>> start

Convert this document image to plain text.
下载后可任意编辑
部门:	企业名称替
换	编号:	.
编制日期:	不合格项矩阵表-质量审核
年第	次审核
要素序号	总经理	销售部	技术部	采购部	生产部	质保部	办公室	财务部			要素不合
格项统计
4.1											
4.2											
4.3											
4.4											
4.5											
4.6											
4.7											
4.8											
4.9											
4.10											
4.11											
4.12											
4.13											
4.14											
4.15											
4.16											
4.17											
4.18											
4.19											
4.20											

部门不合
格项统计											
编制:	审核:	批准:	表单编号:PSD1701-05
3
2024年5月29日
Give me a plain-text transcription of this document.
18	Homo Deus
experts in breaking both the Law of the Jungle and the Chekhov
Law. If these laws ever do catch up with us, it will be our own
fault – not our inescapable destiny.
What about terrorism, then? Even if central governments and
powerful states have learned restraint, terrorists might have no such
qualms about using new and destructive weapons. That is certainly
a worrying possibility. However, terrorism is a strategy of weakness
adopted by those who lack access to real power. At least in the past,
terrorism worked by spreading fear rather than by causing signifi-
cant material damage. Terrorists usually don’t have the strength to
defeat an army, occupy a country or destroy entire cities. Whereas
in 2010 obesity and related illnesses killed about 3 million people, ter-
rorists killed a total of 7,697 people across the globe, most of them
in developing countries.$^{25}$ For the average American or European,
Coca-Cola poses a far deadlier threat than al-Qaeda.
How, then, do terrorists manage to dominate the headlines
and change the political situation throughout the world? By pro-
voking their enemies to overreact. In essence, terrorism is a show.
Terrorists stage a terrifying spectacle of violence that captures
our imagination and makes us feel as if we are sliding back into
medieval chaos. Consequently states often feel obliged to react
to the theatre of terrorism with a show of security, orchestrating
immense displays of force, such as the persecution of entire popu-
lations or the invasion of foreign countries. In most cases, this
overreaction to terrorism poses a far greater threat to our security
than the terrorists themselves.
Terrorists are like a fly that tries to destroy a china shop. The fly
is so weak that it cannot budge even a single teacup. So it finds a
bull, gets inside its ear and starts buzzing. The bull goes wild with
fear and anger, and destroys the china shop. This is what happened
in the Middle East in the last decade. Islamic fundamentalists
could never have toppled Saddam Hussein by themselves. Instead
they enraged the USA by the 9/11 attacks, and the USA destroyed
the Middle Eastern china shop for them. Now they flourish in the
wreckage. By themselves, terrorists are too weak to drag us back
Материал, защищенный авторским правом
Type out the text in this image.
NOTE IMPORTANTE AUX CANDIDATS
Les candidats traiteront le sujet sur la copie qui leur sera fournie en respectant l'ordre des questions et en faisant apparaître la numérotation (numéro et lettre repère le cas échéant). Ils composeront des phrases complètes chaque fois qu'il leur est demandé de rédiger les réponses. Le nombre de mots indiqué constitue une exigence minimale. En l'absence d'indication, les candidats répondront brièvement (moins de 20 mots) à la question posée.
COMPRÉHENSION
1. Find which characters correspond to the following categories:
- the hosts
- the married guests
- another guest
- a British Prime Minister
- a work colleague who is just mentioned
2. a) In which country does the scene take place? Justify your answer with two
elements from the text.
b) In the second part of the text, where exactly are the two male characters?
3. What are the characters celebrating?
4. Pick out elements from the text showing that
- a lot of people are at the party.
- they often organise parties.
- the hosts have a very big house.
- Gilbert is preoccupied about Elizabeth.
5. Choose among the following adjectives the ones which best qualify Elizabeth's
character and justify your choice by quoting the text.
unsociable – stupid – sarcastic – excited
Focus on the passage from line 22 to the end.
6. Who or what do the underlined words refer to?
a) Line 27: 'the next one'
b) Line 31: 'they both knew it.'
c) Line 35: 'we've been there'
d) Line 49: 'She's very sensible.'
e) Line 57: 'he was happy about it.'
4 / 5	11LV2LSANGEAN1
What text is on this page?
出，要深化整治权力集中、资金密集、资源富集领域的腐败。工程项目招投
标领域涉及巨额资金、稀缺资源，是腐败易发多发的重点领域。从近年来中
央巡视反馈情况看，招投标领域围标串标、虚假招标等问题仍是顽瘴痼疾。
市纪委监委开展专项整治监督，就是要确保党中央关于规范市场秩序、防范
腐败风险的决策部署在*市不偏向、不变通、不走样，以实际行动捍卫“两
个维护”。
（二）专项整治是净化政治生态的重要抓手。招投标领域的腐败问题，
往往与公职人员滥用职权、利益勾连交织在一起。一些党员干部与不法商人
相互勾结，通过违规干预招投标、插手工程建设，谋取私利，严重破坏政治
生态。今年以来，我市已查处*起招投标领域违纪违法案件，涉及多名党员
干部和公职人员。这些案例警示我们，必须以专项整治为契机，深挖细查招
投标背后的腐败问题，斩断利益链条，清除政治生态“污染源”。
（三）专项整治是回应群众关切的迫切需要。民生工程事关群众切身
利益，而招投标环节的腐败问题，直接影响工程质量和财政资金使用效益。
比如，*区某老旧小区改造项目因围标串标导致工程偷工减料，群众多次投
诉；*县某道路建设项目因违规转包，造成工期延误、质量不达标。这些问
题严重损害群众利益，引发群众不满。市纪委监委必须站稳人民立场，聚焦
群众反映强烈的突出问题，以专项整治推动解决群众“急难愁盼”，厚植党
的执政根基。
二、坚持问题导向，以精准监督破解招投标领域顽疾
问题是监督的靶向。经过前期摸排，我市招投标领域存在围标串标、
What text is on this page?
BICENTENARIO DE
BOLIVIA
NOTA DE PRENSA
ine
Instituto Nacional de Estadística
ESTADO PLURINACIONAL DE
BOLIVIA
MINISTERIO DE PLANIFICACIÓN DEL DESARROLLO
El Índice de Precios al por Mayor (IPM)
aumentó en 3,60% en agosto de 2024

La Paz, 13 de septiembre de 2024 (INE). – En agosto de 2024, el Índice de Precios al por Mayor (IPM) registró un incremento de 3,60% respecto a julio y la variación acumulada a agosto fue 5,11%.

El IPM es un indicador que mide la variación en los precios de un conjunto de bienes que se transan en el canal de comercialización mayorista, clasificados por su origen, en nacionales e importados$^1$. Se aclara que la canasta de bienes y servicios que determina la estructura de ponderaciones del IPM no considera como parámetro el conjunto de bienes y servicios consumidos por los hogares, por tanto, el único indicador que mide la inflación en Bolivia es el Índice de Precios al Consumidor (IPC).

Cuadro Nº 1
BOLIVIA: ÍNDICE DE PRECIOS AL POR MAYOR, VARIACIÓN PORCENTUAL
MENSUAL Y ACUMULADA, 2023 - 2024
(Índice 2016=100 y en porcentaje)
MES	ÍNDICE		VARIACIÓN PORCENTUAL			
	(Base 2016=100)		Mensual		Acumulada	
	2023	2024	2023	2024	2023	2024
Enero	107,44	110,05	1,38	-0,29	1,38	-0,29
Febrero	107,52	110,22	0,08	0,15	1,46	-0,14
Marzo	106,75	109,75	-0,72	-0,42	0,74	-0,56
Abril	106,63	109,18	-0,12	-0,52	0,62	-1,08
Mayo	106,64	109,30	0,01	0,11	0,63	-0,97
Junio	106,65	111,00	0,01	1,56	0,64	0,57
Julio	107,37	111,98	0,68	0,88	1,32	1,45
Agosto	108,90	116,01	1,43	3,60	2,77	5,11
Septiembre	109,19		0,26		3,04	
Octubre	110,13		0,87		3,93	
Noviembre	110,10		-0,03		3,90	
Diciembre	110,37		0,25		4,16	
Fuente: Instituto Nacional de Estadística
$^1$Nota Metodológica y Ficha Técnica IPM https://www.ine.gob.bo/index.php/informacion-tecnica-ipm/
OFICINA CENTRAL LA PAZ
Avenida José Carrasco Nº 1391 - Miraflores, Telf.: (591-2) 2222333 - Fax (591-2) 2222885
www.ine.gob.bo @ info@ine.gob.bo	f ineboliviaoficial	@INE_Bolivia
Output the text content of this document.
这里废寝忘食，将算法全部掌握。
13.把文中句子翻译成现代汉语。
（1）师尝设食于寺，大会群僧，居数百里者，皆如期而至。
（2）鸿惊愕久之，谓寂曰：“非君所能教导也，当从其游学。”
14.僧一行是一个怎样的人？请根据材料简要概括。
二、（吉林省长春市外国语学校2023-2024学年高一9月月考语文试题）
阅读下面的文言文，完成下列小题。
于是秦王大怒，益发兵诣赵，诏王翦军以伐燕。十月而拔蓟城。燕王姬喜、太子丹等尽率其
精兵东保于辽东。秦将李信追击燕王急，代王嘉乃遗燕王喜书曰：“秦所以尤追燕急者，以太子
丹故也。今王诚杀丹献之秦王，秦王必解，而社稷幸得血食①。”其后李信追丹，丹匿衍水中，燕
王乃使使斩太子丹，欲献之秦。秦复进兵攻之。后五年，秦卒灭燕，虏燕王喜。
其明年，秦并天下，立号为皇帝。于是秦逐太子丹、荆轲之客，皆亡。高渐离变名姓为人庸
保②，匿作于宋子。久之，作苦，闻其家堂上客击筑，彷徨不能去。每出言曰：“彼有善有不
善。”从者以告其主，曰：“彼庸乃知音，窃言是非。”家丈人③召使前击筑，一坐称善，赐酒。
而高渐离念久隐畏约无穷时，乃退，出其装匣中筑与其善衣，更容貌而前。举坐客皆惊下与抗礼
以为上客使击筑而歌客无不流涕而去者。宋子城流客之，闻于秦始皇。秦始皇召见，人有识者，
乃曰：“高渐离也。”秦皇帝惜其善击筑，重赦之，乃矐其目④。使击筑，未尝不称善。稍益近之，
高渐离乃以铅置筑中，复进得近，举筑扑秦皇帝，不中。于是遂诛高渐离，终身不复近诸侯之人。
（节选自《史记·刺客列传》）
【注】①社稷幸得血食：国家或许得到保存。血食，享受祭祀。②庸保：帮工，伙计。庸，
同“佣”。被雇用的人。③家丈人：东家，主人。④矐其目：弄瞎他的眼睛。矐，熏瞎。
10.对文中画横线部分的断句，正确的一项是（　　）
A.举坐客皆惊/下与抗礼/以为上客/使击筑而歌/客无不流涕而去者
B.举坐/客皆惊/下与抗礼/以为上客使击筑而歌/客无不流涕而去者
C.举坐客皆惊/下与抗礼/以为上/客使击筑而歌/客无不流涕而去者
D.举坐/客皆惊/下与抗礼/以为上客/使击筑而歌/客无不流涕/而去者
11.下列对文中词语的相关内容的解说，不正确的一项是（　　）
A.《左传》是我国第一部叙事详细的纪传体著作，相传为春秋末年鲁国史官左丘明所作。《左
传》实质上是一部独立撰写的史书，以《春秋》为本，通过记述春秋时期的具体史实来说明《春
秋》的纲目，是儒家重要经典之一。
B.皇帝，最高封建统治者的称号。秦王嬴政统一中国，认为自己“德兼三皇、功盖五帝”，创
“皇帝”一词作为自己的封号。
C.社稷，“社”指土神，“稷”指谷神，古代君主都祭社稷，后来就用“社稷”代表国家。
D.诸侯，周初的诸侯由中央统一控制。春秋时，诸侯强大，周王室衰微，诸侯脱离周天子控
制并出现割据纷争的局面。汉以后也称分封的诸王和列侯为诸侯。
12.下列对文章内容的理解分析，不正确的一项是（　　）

>> end

[EXERCISE] Return every line from the records above that holds the word "countries".

[WORKED ANSWER]
in developing countries.$^{25}$ For the average American or European,
lations or the invasion of foreign countries. In most cases, this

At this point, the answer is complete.